**Document excerpt**
══════════════════════════════
Tuesday, May 6, 2025

Tariffs Can’t Fix What’s Wrong with Hollywood

By Jeffrey Blehar

Tuesday, May 06, 2025

 

Before I even get into this week’s most ridiculous news, I want to make a note about the president’s use of his boutique social media outlet Truth Social. I cannot imagine who spends time there other than true believers and journalists who are monitoring the president’s account for the newest scandal, which is precisely why Trump’s machine-gun rate of “truthing” is remarkable. He will author 20 “truths” on any given night (and it genuinely seems that he’s the one doing both the writing and the “re-truthing”). Most of the time none of them will make any sort of news. When they do, it’s invariably for some truly remarkable provocation.

 

My decades-long familiarity with watching people — particularly those in isolation — succumb to the temptations of social media makes me inevitably wonder about how the process can play out for anybody who begins to live online more than in the real world. (See, for example, my many thoughts on the trajectory of Elon Musk.) Make no mistake: That description may well soon apply to nearly all of us in modern Western society, which is why the warping nature of AI and our atomizing, anomie-inducing daily life loom large in my mind.
══════════════════════════════
**Provided material**

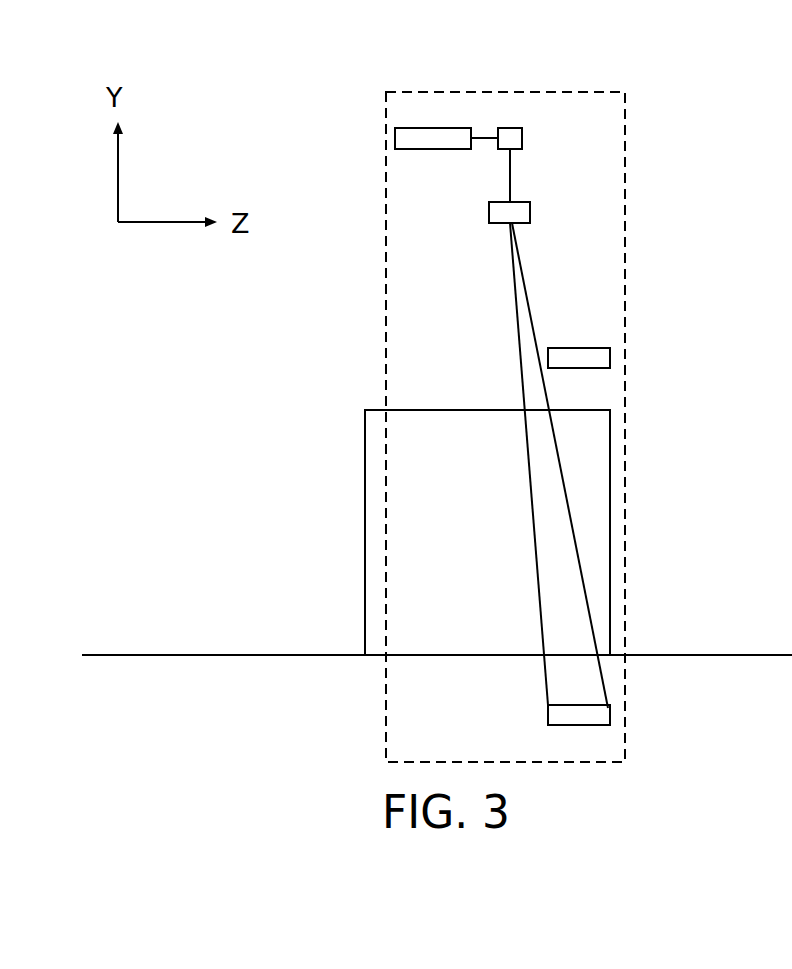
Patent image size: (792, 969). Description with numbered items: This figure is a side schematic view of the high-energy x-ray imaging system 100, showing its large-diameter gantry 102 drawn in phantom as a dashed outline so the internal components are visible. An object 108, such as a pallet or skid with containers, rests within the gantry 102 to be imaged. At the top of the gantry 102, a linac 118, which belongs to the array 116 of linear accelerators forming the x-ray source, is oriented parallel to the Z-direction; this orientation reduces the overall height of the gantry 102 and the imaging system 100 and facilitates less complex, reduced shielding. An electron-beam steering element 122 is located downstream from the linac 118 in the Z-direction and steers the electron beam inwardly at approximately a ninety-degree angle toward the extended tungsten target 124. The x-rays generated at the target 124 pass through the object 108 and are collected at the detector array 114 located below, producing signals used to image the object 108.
══════════════════════════════
**Requirements**
**a.** How many "truths" does the column on tariffs and Hollywood say Trump will author on any given night?
**b.** Return the part of the column on tariffs and Hollywood between "By Jeffrey Blehar" and "truly remarkable provocation.", inclusive.
**c.** Carry the column on tariffs and Hollywood further, beginning right after its last sentence.
The listing has no connection to the column on tariffs and Hollywood.

**Replies**
**a.** He will author 20 of them.

**b.**
By Jeffrey Blehar

Tuesday, May 06, 2025

 

Before I even get into this week’s most ridiculous news, I want to make a note about the president’s use of his boutique social media outlet Truth Social. I cannot imagine who spends time there other than true believers and journalists who are monitoring the president’s account for the newest scandal, which is precisely why Trump’s machine-gun rate of “truthing” is remarkable. He will author 20 “truths” on any given night (and it genuinely seems that he’s the one doing both the writing and the “re-truthing”). Most of the time none of them will make any sort of news. When they do, it’s invariably for some truly remarkable provocation.

**c.**
 

In particular, it’s hard not to notice how Trump immediately turns to Truth Social to make a big random “splash” — not even to restart the news cycle but just to keep himself the center of it. Think about the low-level provocations he and his social media team have offered the world over the last week alone. Forget about Trump’s team depicting him as a Sith lord for “May the Fourth Be with You,” there isn’t even enough room in this column to give the whole “Trump as Pope” nontroversy its proper airing. (I thought it was mildly amusing, but then again, as a heathen Episcopalian, I would.)

 

Donald Trump Nukes Hollywood from Orbit, as the Only Way to Be Sure

 

The president capped off his weekend search for global attention with a true double whammy. In two important announcements late on Sunday — presumably concocted during a movie night showing of The Rock — Trump declared that (1) he was going to Make Federal Supermax Great Again by reopening the infamous San Francisco Bay Area island prison of Alcatraz; (2) he was also going to Make Hollywood Great Again the only way he knows how: by blowing up the entire industry with bizarre and crudely applied tariffs:

 

The Movie Industry in America is DYING a very fast death. Other Countries are offering all sorts of incentives to draw our filmmakers and studios away from the United States. Hollywood, and many other areas within the U.S.A., are being devastated. This is a concerted effort by other Nations and, therefore, a National Security threat. It is, in addition to everything else, messaging and propaganda! Therefore, I am authorizing the Department of Commerce, and the United States Trade Representative, to immediately begin the process of instituting a 100% Tariff on any and all Movies coming into our Country that are produced in Foreign Lands. WE WANT MOVIES MADE IN AMERICA, AGAIN!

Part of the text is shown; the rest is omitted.